___ ENTRIES SUPPLIED ___
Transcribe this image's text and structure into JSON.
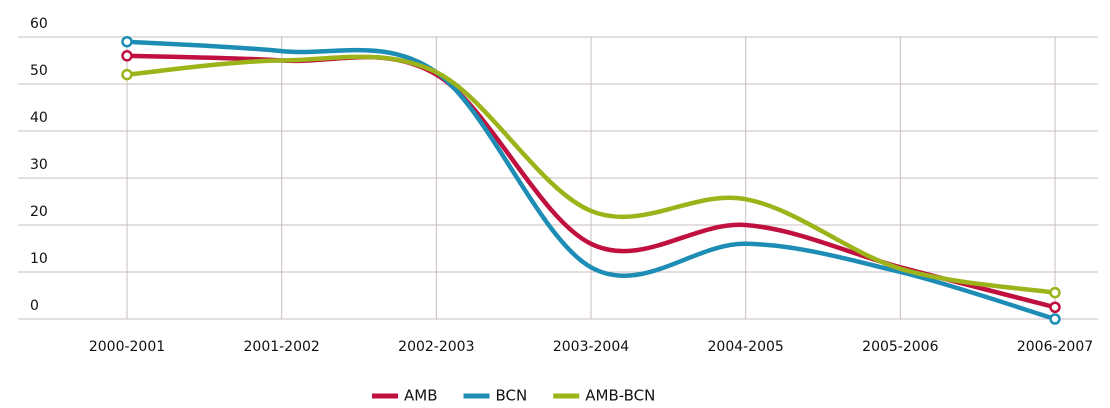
{
  "chart_data": {
    "type": "line",
    "categories": [
      "2000-2001",
      "2001-2002",
      "2002-2003",
      "2003-2004",
      "2004-2005",
      "2005-2006",
      "2006-2007"
    ],
    "series": [
      {
        "name": "AMB",
        "color": "#c0103f",
        "values": [
          56,
          55,
          52,
          16,
          20,
          11,
          2.5
        ]
      },
      {
        "name": "BCN",
        "color": "#1d8db5",
        "values": [
          59,
          57,
          52.5,
          11,
          16,
          10,
          0
        ]
      },
      {
        "name": "AMB-BCN",
        "color": "#9cb31a",
        "values": [
          52,
          55,
          52.5,
          23,
          25.5,
          10.7,
          5.6
        ]
      }
    ],
    "ylim": [
      0,
      60
    ],
    "yticks": [
      0,
      10,
      20,
      30,
      40,
      50,
      60
    ],
    "grid": true,
    "legend": "bottom"
  }
}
___
» **WHAT THE TASK REQUIRES**
Each line that holds the word "color" is to be copied.

» **WORKED ANSWER**
        "color": "#c0103f",
        "color": "#1d8db5",
        "color": "#9cb31a",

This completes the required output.